BEGIN

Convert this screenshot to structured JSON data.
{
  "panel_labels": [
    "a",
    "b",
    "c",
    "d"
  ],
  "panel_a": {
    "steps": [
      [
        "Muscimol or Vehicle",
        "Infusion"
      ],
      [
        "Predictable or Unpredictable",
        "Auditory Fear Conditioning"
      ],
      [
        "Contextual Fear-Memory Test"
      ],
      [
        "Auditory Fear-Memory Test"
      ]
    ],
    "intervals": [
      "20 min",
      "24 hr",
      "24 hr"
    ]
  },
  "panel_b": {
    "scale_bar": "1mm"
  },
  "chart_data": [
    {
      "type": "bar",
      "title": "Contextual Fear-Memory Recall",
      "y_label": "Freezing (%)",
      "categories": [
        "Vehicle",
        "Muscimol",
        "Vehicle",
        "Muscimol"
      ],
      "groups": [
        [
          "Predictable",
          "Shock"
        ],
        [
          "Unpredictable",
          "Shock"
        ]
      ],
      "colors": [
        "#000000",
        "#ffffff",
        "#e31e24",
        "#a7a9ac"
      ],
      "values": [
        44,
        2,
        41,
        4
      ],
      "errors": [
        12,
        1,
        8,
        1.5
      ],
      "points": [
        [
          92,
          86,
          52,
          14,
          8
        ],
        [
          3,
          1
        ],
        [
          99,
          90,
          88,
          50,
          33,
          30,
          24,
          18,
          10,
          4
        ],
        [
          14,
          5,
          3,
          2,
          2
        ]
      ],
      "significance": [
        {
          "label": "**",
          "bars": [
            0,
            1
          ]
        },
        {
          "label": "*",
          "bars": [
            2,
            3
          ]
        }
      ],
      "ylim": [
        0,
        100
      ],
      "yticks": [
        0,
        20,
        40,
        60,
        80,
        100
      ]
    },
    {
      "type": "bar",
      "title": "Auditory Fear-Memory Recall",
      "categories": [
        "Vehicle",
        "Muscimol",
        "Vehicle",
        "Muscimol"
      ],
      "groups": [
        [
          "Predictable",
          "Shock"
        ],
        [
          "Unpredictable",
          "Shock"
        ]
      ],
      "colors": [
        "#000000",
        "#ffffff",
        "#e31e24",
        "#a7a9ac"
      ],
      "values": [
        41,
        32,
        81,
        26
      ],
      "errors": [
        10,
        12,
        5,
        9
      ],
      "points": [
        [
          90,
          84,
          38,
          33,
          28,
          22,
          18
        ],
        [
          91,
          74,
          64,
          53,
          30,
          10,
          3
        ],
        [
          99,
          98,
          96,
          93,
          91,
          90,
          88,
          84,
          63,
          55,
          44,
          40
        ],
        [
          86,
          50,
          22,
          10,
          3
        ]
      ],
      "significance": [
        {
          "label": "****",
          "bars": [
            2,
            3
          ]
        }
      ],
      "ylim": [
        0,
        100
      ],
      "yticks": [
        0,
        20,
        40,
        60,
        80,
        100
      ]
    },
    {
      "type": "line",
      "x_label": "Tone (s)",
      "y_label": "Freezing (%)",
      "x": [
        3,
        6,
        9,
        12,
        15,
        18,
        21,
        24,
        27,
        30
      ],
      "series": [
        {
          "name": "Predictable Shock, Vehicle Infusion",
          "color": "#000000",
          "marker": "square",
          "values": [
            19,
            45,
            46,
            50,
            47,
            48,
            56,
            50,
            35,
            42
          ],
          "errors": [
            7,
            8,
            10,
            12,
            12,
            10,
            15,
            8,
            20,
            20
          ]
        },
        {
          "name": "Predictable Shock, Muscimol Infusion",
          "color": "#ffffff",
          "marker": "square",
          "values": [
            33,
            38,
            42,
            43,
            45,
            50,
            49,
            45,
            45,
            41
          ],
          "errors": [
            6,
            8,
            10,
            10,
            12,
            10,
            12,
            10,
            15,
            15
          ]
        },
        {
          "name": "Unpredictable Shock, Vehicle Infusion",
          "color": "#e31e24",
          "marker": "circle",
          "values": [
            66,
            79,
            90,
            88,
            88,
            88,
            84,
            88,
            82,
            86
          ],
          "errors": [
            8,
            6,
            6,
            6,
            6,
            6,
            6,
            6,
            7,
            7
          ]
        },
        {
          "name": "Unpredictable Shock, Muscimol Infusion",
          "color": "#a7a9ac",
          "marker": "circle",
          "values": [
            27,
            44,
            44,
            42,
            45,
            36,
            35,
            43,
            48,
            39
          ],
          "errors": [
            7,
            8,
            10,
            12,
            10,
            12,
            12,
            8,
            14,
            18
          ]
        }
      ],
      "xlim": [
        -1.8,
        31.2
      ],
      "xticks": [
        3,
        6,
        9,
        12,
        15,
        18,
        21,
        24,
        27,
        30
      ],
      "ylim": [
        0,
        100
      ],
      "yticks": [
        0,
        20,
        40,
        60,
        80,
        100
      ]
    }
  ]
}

END

DIRECTIONS FOR THIS TASK - Output all of the material, please, exactly as it stands.

RESULT OF THIS EXERCISE -
Convert this screenshot to structured JSON data.
{
  "panel_labels": [
    "a",
    "b",
    "c",
    "d"
  ],
  "panel_a": {
    "steps": [
      [
        "Muscimol or Vehicle",
        "Infusion"
      ],
      [
        "Predictable or Unpredictable",
        "Auditory Fear Conditioning"
      ],
      [
        "Contextual Fear-Memory Test"
      ],
      [
        "Auditory Fear-Memory Test"
      ]
    ],
    "intervals": [
      "20 min",
      "24 hr",
      "24 hr"
    ]
  },
  "panel_b": {
    "scale_bar": "1mm"
  },
  "chart_data": [
    {
      "type": "bar",
      "title": "Contextual Fear-Memory Recall",
      "y_label": "Freezing (%)",
      "categories": [
        "Vehicle",
        "Muscimol",
        "Vehicle",
        "Muscimol"
      ],
      "groups": [
        [
          "Predictable",
          "Shock"
        ],
        [
          "Unpredictable",
          "Shock"
        ]
      ],
      "colors": [
        "#000000",
        "#ffffff",
        "#e31e24",
        "#a7a9ac"
      ],
      "values": [
        44,
        2,
        41,
        4
      ],
      "errors": [
        12,
        1,
        8,
        1.5
      ],
      "points": [
        [
          92,
          86,
          52,
          14,
          8
        ],
        [
          3,
          1
        ],
        [
          99,
          90,
          88,
          50,
          33,
          30,
          24,
          18,
          10,
          4
        ],
        [
          14,
          5,
          3,
          2,
          2
        ]
      ],
      "significance": [
        {
          "label": "**",
          "bars": [
            0,
            1
          ]
        },
        {
          "label": "*",
          "bars": [
            2,
            3
          ]
        }
      ],
      "ylim": [
        0,
        100
      ],
      "yticks": [
        0,
        20,
        40,
        60,
        80,
        100
      ]
    },
    {
      "type": "bar",
      "title": "Auditory Fear-Memory Recall",
      "categories": [
        "Vehicle",
        "Muscimol",
        "Vehicle",
        "Muscimol"
      ],
      "groups": [
        [
          "Predictable",
          "Shock"
        ],
        [
          "Unpredictable",
          "Shock"
        ]
      ],
      "colors": [
        "#000000",
        "#ffffff",
        "#e31e24",
        "#a7a9ac"
      ],
      "values": [
        41,
        32,
        81,
        26
      ],
      "errors": [
        10,
        12,
        5,
        9
      ],
      "points": [
        [
          90,
          84,
          38,
          33,
          28,
          22,
          18
        ],
        [
          91,
          74,
          64,
          53,
          30,
          10,
          3
        ],
        [
          99,
          98,
          96,
          93,
          91,
          90,
          88,
          84,
          63,
          55,
          44,
          40
        ],
        [
          86,
          50,
          22,
          10,
          3
        ]
      ],
      "significance": [
        {
          "label": "****",
          "bars": [
            2,
            3
          ]
        }
      ],
      "ylim": [
        0,
        100
      ],
      "yticks": [
        0,
        20,
        40,
        60,
        80,
        100
      ]
    },
    {
      "type": "line",
      "x_label": "Tone (s)",
      "y_label": "Freezing (%)",
      "x": [
        3,
        6,
        9,
        12,
        15,
        18,
        21,
        24,
        27,
        30
      ],
      "series": [
        {
          "name": "Predictable Shock, Vehicle Infusion",
          "color": "#000000",
          "marker": "square",
          "values": [
            19,
            45,
            46,
            50,
            47,
            48,
            56,
            50,
            35,
            42
          ],
          "errors": [
            7,
            8,
            10,
            12,
            12,
            10,
            15,
            8,
            20,
            20
          ]
        },
        {
          "name": "Predictable Shock, Muscimol Infusion",
          "color": "#ffffff",
          "marker": "square",
          "values": [
            33,
            38,
            42,
            43,
            45,
            50,
            49,
            45,
            45,
            41
          ],
          "errors": [
            6,
            8,
            10,
            10,
            12,
            10,
            12,
            10,
            15,
            15
          ]
        },
        {
          "name": "Unpredictable Shock, Vehicle Infusion",
          "color": "#e31e24",
          "marker": "circle",
          "values": [
            66,
            79,
            90,
            88,
            88,
            88,
            84,
            88,
            82,
            86
          ],
          "errors": [
            8,
            6,
            6,
            6,
            6,
            6,
            6,
            6,
            7,
            7
          ]
        },
        {
          "name": "Unpredictable Shock, Muscimol Infusion",
          "color": "#a7a9ac",
          "marker": "circle",
          "values": [
            27,
            44,
            44,
            42,
            45,
            36,
            35,
            43,
            48,
            39
          ],
          "errors": [
            7,
            8,
            10,
            12,
            10,
            12,
            12,
            8,
            14,
            18
          ]
        }
      ],
      "xlim": [
        -1.8,
        31.2
      ],
      "xticks": [
        3,
        6,
        9,
        12,
        15,
        18,
        21,
        24,
        27,
        30
      ],
      "ylim": [
        0,
        100
      ],
      "yticks": [
        0,
        20,
        40,
        60,
        80,
        100
      ]
    }
  ]
}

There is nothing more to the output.